> _DATA SHOWN_
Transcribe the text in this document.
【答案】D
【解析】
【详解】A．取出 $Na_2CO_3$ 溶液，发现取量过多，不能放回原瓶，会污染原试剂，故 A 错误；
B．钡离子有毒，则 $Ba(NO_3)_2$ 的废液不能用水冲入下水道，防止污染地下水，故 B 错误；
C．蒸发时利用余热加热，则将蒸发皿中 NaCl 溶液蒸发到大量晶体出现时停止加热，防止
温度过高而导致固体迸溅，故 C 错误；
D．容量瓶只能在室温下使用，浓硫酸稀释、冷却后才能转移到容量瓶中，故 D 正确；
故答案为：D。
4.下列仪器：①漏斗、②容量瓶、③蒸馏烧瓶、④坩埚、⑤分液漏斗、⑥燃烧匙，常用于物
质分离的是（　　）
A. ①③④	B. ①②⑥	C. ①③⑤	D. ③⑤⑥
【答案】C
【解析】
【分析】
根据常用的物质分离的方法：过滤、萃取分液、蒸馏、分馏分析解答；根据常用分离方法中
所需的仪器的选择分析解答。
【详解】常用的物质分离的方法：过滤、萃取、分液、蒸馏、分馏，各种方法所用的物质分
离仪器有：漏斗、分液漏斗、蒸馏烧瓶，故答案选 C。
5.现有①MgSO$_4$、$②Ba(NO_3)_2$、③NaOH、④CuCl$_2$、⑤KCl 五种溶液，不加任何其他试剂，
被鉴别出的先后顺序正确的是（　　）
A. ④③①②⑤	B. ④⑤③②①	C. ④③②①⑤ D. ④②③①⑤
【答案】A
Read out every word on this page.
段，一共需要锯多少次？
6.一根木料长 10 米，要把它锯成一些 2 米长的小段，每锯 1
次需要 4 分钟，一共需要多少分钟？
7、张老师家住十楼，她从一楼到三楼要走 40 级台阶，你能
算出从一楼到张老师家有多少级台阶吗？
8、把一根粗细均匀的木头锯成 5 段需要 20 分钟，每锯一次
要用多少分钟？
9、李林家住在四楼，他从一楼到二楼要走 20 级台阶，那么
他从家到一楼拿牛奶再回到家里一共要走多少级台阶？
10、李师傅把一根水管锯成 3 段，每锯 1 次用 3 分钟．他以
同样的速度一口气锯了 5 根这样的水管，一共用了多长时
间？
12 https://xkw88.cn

> _WORK TO BE COMPLETED_
Copy each line above containing the string "this".

> _TASK RESULT_
Transcribe the text in this document.
Read out every word on this page.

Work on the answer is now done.